- Work instructions
From the listing below, pull out the lines that hold "JSON".

- Dataset records

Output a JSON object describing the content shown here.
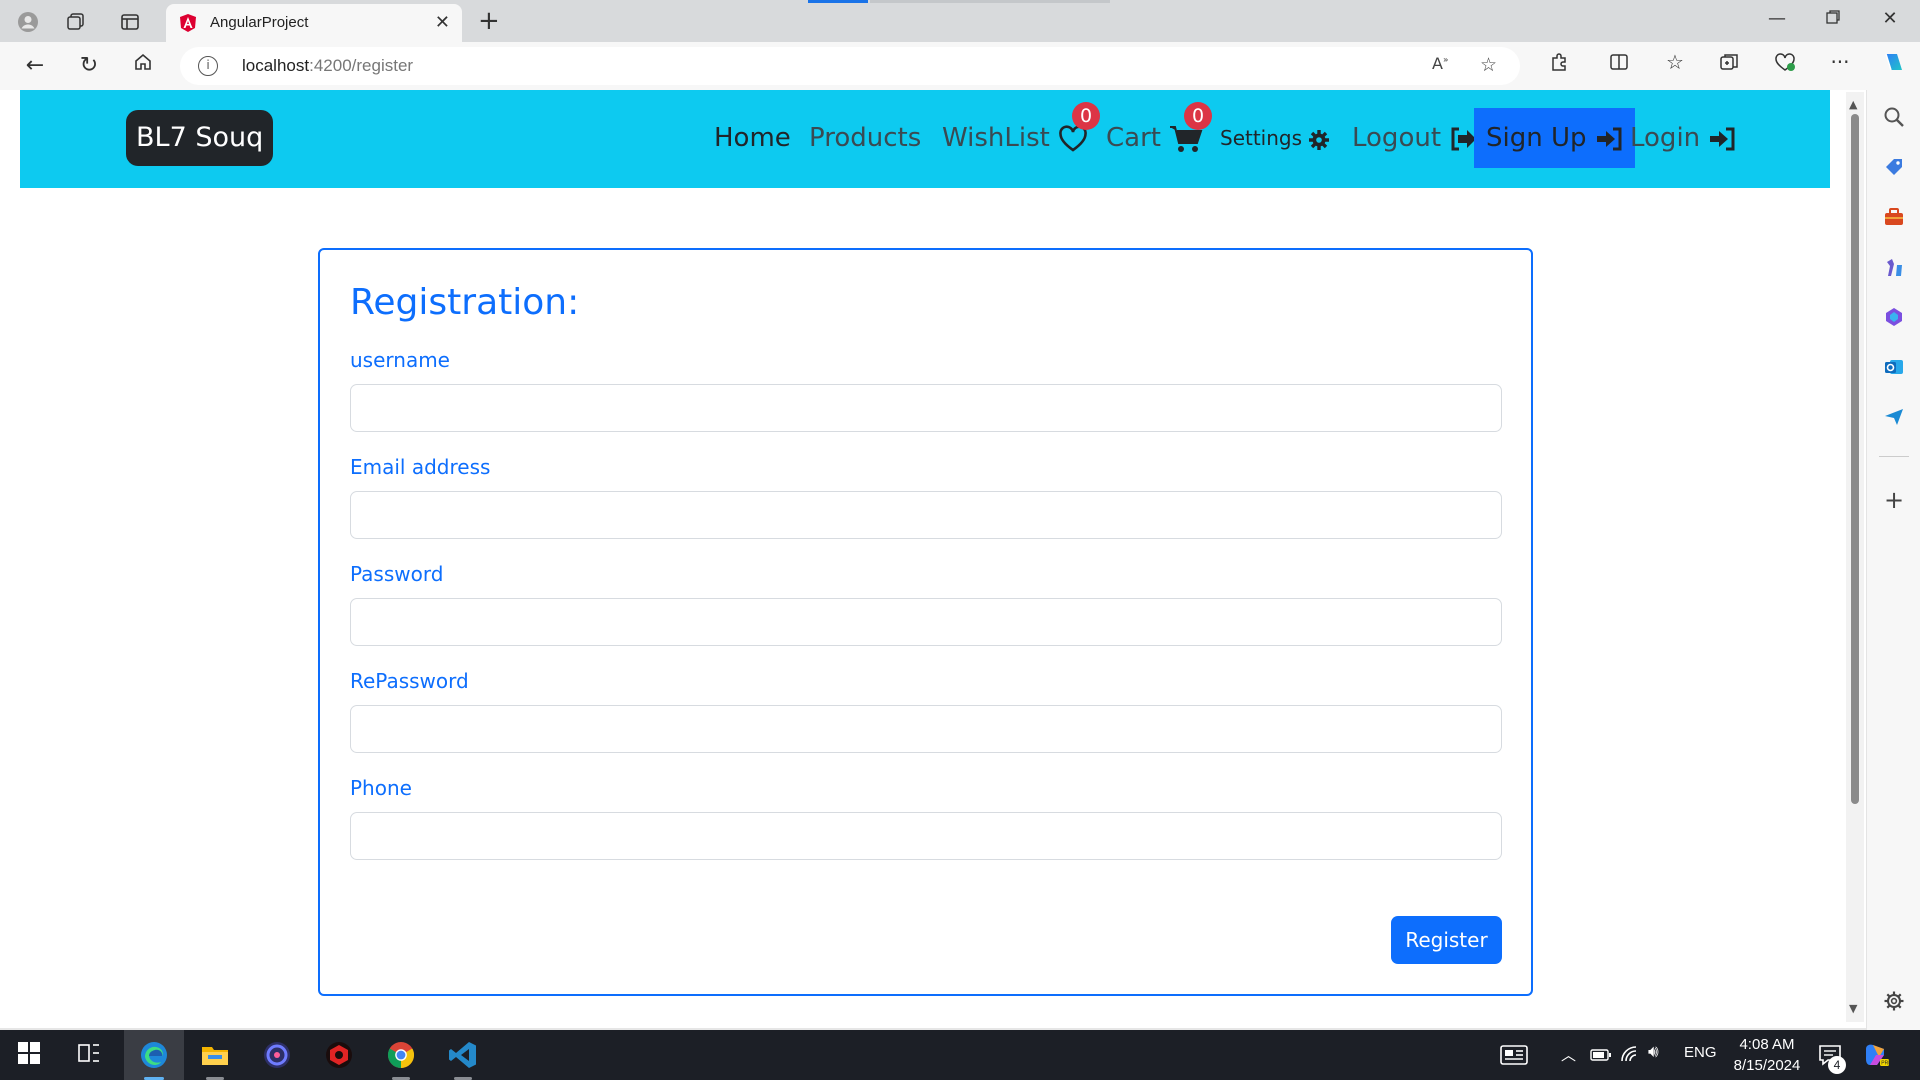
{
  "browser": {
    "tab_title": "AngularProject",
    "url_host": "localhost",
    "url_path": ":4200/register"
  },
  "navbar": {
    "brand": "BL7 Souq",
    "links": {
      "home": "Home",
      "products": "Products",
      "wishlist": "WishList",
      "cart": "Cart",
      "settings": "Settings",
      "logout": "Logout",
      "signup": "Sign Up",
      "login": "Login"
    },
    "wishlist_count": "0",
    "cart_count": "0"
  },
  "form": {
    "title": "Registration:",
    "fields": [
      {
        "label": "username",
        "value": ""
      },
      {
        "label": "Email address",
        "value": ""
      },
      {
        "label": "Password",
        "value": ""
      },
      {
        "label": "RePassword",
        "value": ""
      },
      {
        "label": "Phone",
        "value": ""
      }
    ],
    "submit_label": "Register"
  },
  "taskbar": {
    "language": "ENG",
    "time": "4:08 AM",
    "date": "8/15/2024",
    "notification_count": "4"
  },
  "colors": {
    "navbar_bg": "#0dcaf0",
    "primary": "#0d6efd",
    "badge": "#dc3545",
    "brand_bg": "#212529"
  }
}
--
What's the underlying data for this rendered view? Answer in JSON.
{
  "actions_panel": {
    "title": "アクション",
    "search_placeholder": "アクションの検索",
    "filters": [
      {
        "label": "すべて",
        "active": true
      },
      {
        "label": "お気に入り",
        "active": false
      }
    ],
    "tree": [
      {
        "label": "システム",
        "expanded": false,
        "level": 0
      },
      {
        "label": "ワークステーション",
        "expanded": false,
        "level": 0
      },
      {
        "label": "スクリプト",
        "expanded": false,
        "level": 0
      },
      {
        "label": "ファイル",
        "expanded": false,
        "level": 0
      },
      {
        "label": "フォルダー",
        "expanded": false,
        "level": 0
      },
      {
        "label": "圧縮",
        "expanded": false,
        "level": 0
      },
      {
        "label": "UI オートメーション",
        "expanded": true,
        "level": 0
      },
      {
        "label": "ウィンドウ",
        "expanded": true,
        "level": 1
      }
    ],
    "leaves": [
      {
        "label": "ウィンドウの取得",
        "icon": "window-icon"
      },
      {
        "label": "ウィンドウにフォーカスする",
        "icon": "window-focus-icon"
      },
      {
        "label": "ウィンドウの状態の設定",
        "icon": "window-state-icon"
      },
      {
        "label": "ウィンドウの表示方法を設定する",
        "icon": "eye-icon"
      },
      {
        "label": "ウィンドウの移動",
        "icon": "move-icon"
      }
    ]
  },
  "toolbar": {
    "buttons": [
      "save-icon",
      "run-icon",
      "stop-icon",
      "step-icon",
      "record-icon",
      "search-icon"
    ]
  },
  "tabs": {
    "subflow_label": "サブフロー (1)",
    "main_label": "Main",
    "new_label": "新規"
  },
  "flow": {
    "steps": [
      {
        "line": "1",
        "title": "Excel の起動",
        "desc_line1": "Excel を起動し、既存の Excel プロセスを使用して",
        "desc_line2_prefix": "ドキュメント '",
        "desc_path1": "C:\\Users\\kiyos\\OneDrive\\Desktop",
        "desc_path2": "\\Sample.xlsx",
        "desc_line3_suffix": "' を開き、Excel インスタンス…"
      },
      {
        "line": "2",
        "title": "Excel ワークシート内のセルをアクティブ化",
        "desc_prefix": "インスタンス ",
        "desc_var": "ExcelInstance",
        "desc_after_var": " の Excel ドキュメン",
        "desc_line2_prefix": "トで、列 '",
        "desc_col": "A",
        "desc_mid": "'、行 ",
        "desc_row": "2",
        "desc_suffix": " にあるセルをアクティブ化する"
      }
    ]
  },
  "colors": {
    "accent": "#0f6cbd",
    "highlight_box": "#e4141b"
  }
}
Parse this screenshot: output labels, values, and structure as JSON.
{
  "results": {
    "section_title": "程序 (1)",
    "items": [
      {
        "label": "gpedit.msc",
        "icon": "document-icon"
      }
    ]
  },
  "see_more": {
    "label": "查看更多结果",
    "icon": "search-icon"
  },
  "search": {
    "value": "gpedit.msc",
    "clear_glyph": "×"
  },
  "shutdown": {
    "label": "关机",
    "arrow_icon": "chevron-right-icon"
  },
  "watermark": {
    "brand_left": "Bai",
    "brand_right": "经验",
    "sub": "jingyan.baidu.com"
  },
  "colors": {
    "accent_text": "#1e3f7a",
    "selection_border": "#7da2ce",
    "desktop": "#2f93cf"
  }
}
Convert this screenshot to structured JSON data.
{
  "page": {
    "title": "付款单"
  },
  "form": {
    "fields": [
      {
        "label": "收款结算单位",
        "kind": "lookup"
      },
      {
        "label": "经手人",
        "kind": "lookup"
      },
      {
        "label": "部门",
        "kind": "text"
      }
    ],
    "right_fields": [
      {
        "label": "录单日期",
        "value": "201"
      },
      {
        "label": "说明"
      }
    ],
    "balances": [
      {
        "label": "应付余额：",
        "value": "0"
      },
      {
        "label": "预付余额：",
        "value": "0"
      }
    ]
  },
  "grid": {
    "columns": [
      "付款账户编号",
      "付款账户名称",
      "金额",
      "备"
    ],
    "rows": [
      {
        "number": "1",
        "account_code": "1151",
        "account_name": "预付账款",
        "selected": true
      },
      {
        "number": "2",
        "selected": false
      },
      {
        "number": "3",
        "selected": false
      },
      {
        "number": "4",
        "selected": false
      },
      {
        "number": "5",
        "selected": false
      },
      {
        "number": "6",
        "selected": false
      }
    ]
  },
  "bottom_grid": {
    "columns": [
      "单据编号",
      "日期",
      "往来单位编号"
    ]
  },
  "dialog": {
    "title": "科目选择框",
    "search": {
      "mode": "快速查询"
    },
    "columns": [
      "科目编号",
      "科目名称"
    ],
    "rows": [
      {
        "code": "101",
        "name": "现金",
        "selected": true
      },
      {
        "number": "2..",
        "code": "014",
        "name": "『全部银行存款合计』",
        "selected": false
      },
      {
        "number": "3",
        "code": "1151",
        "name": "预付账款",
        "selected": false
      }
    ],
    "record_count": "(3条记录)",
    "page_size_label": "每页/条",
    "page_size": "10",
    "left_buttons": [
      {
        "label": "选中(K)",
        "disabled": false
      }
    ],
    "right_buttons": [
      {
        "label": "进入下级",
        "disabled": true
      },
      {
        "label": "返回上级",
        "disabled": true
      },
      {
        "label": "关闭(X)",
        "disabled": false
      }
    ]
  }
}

- Solved problem
Output a JSON object describing the content shown here.
What's the underlying data for this rendered view? Answer in JSON.
Parse this screenshot: output labels, values, and structure as JSON.
Convert this screenshot to structured JSON data.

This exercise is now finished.